>> START Data for this exercise
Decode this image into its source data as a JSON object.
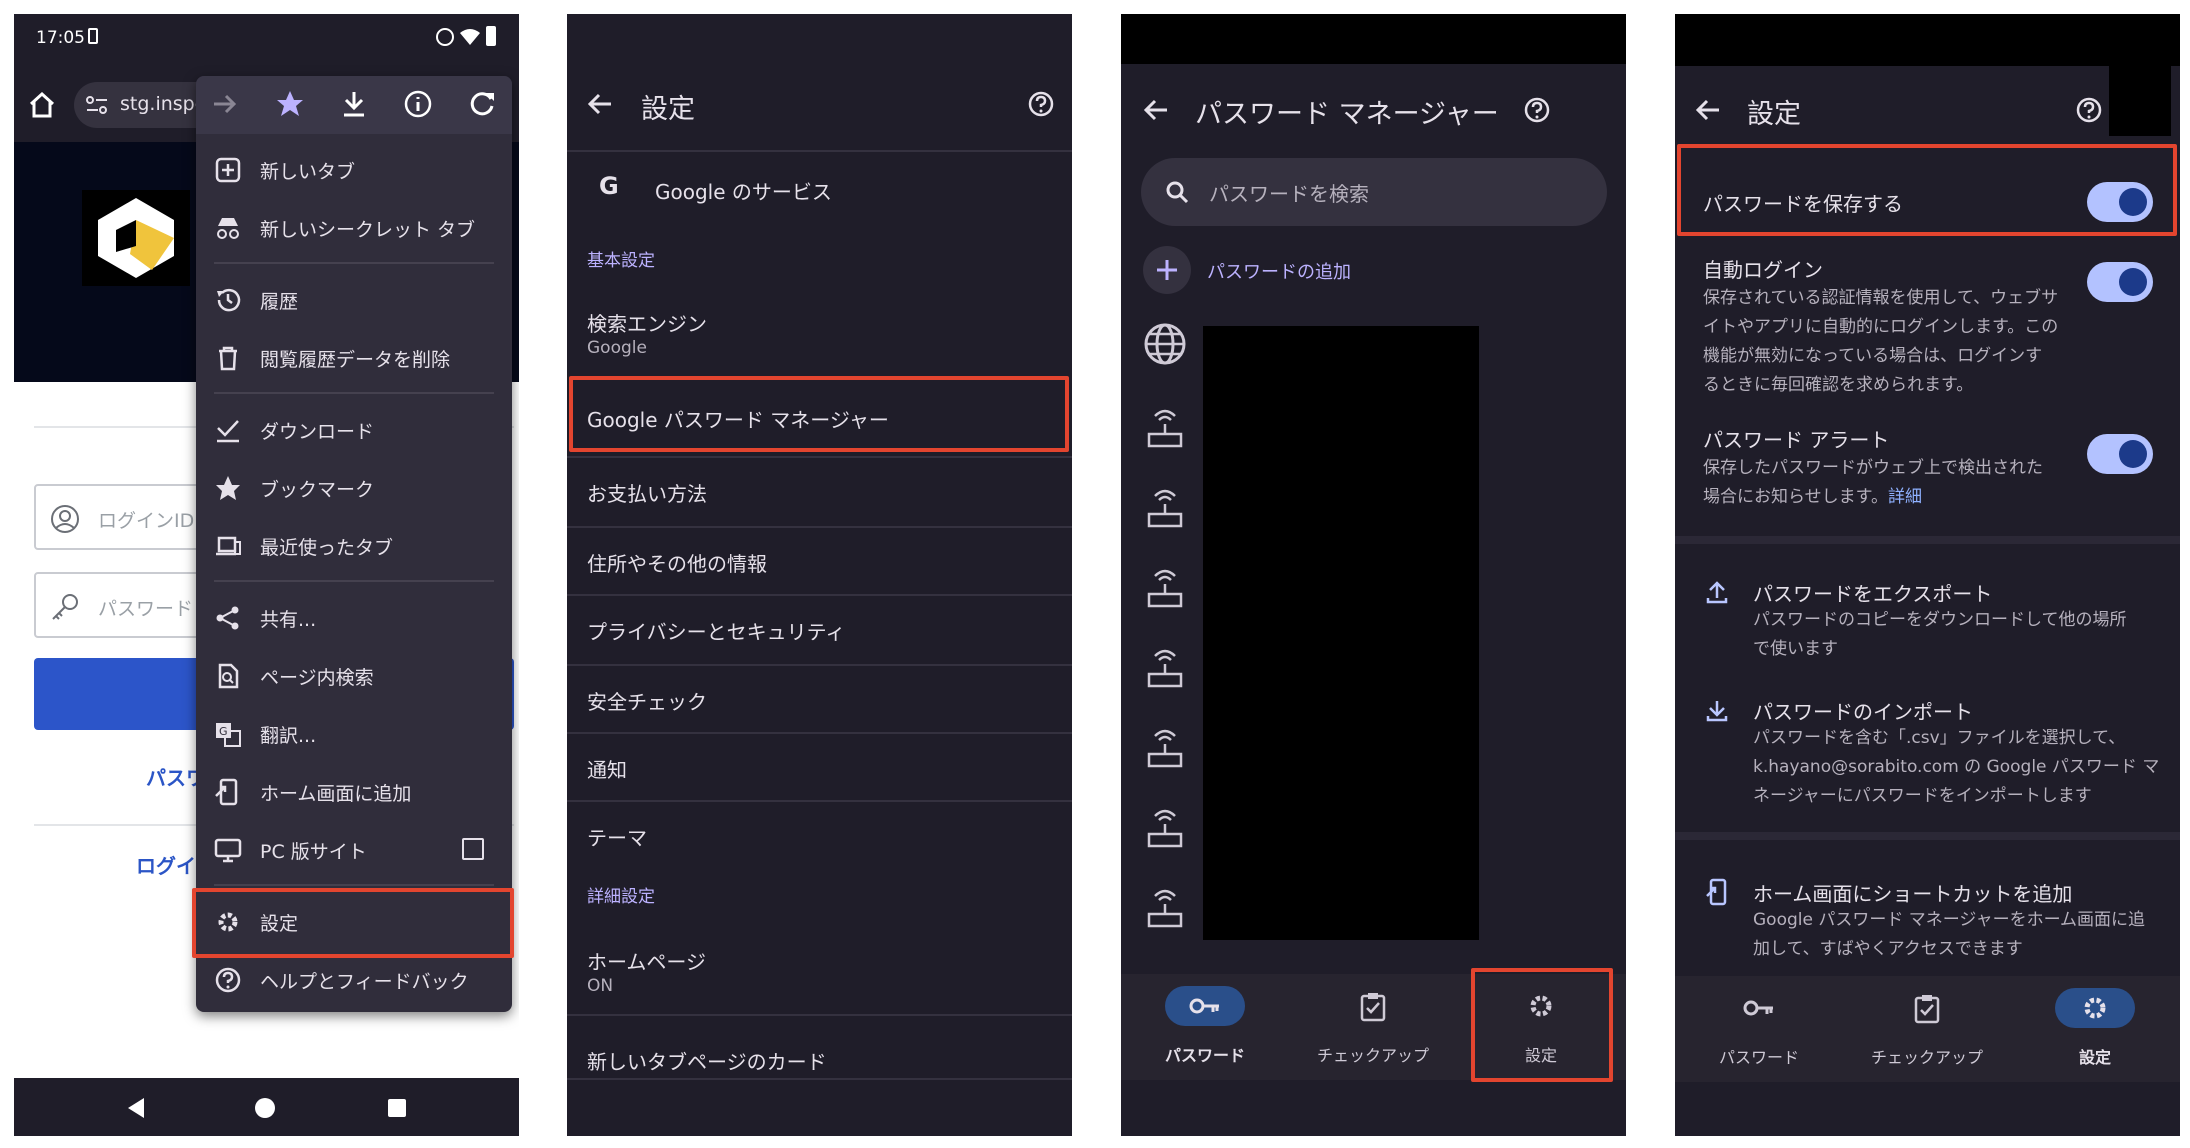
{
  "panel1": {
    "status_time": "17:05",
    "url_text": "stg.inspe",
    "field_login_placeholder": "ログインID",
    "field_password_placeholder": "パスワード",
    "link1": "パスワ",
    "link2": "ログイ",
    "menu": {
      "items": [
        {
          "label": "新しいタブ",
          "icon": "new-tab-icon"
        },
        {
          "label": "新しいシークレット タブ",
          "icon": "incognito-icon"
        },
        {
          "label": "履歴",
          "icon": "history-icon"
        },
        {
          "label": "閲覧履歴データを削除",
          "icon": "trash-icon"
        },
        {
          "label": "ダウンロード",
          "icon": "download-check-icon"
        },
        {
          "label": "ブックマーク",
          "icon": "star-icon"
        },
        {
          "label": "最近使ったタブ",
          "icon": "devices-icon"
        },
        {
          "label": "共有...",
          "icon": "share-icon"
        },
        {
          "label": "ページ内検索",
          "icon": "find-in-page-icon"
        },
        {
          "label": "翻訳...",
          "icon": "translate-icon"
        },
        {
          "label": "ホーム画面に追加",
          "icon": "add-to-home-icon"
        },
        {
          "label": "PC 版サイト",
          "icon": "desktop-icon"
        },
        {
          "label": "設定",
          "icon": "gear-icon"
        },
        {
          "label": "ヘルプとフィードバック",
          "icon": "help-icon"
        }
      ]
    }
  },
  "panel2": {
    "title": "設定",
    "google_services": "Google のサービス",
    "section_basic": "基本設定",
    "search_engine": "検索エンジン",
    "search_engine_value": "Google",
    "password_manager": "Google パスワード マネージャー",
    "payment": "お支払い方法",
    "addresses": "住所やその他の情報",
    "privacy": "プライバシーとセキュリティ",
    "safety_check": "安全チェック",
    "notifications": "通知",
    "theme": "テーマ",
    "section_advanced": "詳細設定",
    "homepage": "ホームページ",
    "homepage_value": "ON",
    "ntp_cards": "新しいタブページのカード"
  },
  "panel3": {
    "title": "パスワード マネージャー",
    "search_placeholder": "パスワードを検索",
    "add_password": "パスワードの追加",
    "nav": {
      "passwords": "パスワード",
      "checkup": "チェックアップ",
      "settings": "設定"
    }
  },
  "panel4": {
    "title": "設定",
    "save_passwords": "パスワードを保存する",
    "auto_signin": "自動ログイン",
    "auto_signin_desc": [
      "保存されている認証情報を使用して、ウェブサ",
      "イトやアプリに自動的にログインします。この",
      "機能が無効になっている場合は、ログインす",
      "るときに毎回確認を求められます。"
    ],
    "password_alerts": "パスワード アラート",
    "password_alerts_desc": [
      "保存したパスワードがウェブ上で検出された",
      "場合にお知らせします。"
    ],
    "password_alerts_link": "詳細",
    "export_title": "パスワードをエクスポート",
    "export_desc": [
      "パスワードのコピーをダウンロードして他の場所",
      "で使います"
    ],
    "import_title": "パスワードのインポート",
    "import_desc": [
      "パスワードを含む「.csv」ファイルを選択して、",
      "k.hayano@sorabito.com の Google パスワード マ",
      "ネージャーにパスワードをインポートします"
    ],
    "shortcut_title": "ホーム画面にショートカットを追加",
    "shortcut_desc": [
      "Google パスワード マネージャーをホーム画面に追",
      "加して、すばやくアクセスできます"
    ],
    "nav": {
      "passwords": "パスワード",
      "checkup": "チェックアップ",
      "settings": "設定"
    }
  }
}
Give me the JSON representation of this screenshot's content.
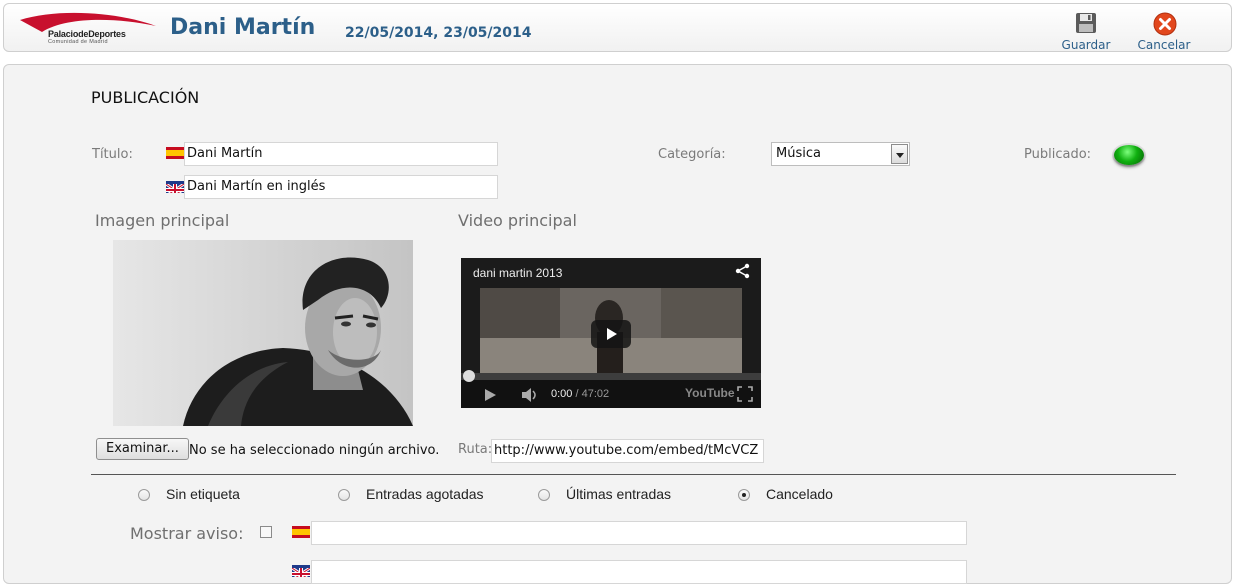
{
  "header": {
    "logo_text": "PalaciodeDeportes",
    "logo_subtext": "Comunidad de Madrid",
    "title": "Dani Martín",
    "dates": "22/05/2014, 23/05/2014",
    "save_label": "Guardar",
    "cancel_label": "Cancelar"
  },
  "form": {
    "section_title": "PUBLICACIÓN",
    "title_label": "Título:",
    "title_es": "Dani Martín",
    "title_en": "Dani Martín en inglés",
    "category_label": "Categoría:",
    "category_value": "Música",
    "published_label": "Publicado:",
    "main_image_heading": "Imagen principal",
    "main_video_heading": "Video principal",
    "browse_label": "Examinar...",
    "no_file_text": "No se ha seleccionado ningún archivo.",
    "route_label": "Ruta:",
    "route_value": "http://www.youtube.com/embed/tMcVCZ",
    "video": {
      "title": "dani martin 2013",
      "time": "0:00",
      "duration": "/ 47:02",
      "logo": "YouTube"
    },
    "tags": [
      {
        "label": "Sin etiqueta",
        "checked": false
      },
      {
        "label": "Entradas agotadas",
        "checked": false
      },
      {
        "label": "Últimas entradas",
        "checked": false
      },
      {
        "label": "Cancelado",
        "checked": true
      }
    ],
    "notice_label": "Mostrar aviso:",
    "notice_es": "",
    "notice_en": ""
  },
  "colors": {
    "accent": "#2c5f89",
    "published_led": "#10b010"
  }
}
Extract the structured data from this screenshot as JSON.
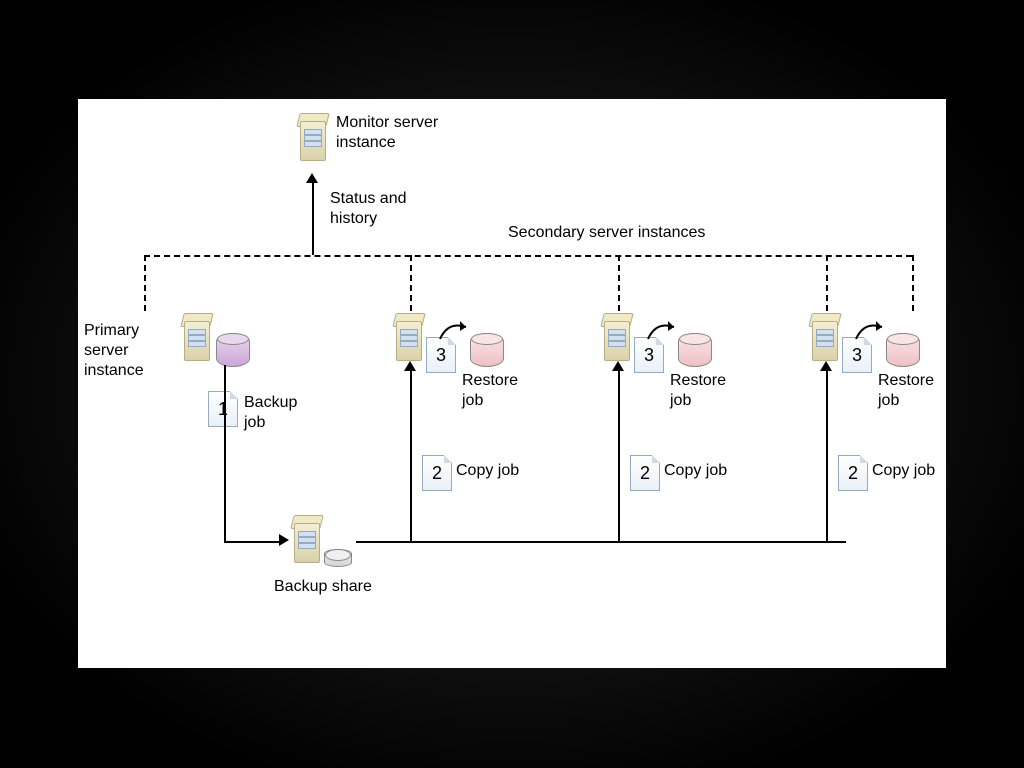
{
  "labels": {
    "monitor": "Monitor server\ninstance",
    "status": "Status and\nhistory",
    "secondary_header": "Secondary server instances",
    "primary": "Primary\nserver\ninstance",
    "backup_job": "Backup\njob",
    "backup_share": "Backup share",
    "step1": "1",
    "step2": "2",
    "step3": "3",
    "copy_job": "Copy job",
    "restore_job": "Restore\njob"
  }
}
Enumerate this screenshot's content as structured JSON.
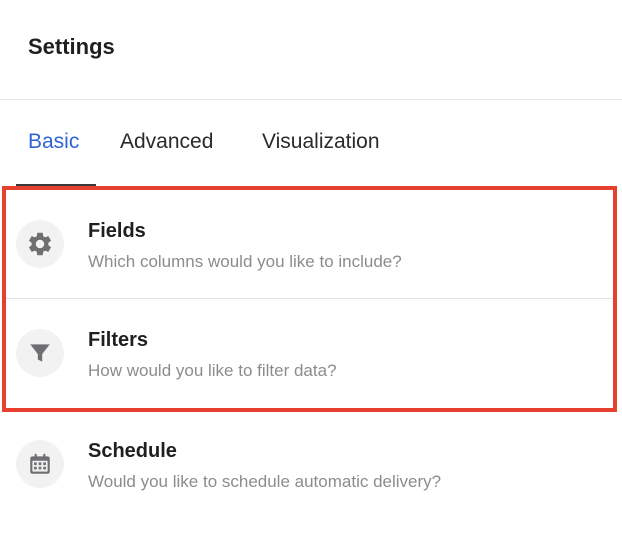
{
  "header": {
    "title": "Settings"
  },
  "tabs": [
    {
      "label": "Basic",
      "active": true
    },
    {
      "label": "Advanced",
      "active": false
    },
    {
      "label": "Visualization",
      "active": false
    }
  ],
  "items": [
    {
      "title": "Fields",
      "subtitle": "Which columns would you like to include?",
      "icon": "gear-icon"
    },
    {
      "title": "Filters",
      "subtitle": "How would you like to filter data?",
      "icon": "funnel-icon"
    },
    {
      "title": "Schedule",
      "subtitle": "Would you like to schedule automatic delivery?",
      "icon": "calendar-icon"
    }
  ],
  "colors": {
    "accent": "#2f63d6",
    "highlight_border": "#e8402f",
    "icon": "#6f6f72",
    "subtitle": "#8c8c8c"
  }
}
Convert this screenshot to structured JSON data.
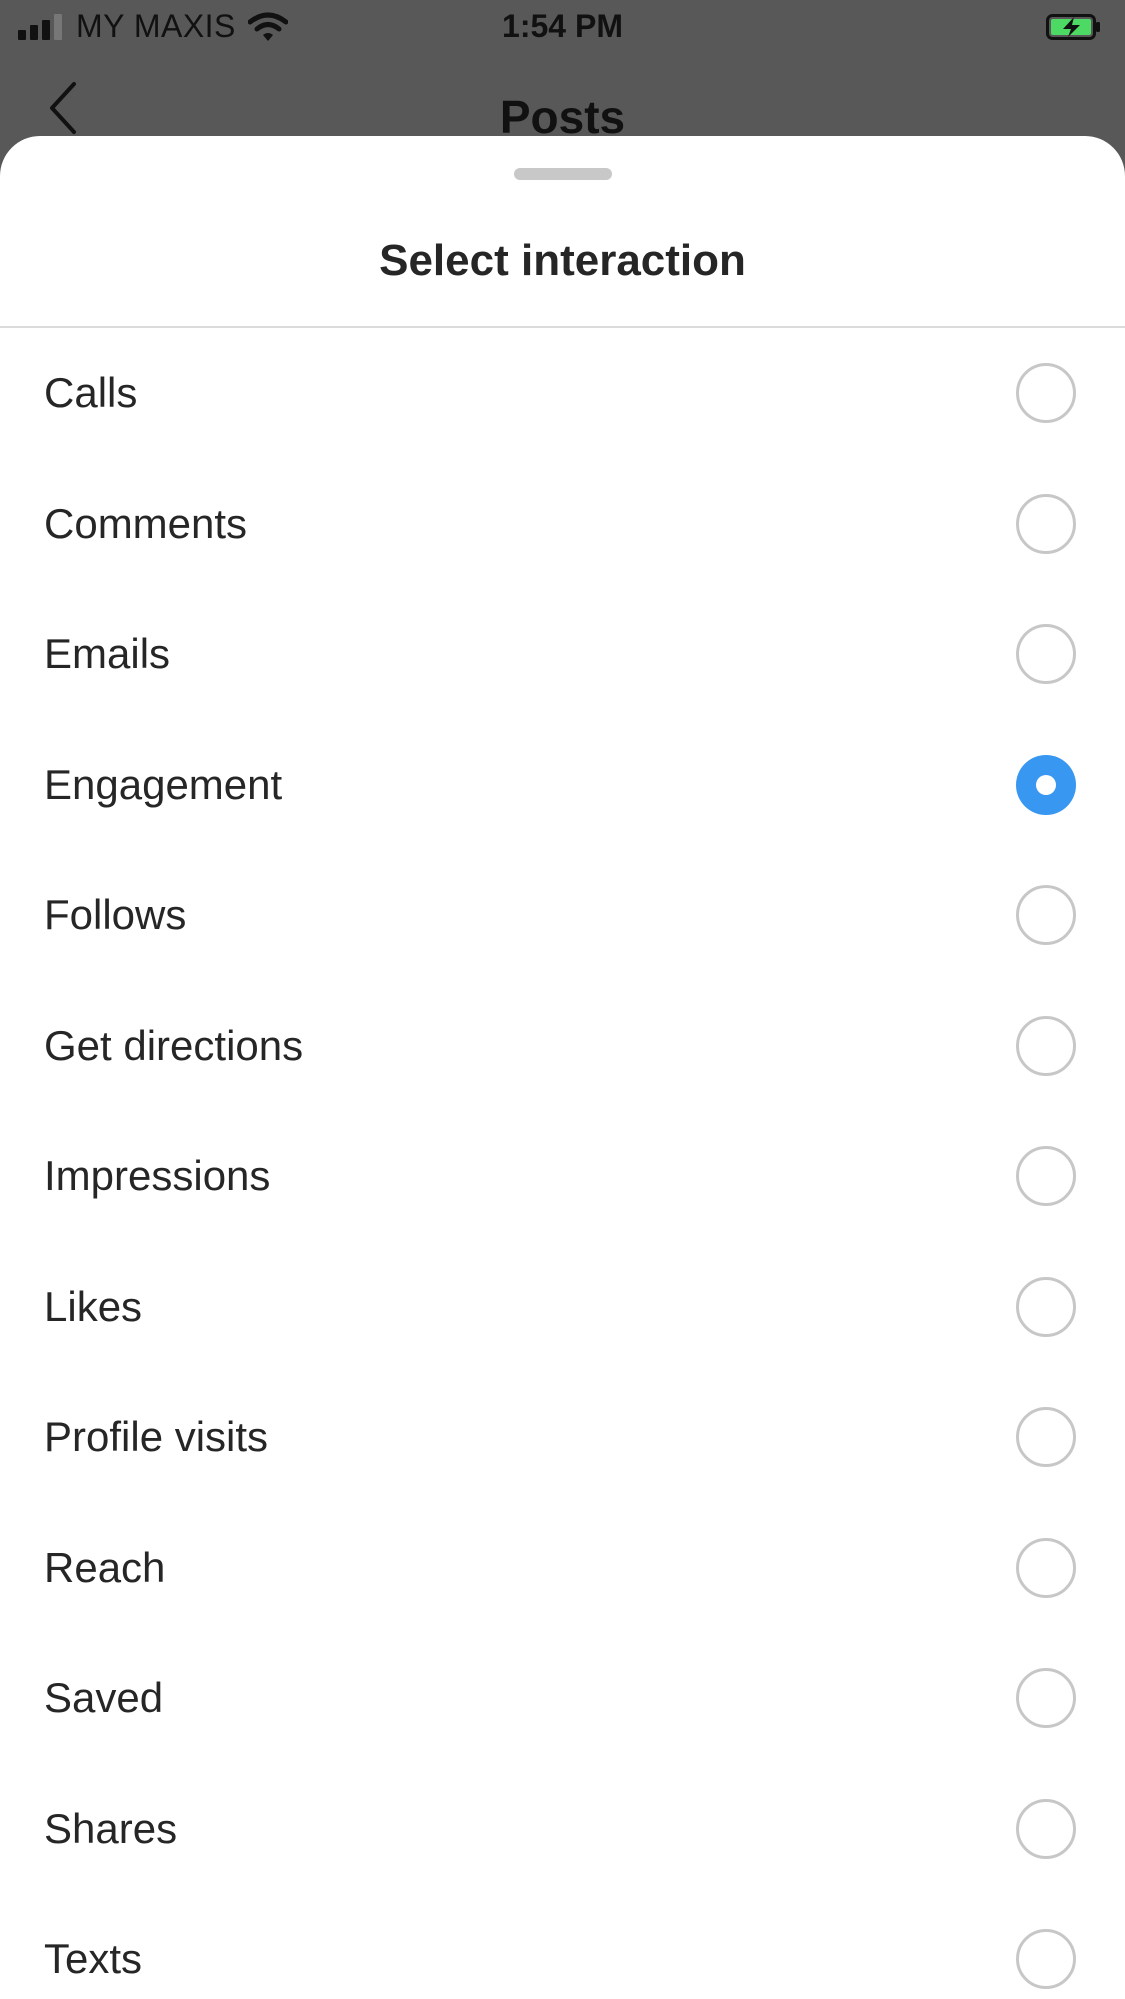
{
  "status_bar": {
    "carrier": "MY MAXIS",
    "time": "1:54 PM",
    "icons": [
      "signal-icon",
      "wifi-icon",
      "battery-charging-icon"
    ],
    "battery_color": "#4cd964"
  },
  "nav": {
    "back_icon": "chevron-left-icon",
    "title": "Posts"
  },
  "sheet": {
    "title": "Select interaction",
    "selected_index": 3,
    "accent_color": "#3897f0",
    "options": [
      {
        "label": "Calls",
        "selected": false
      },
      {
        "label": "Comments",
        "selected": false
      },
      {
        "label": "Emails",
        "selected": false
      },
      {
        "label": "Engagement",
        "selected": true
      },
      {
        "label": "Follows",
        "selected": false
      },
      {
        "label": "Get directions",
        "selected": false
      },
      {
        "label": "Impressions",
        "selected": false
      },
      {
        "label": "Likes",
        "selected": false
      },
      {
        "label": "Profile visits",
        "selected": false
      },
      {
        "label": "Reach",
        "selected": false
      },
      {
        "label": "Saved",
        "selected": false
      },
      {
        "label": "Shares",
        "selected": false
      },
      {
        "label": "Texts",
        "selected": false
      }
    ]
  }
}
>> END Data for this exercise
Exercise aim:
Pick out and copy the lines of the material that include the word "JSON".

Written answer:
Decode this image into its source data as a JSON object.
Give me the JSON representation of this screenshot's content.
Extract the structured data from this screenshot as JSON.
Enumerate this screenshot's content as structured JSON.
Convert this screenshot to structured JSON data.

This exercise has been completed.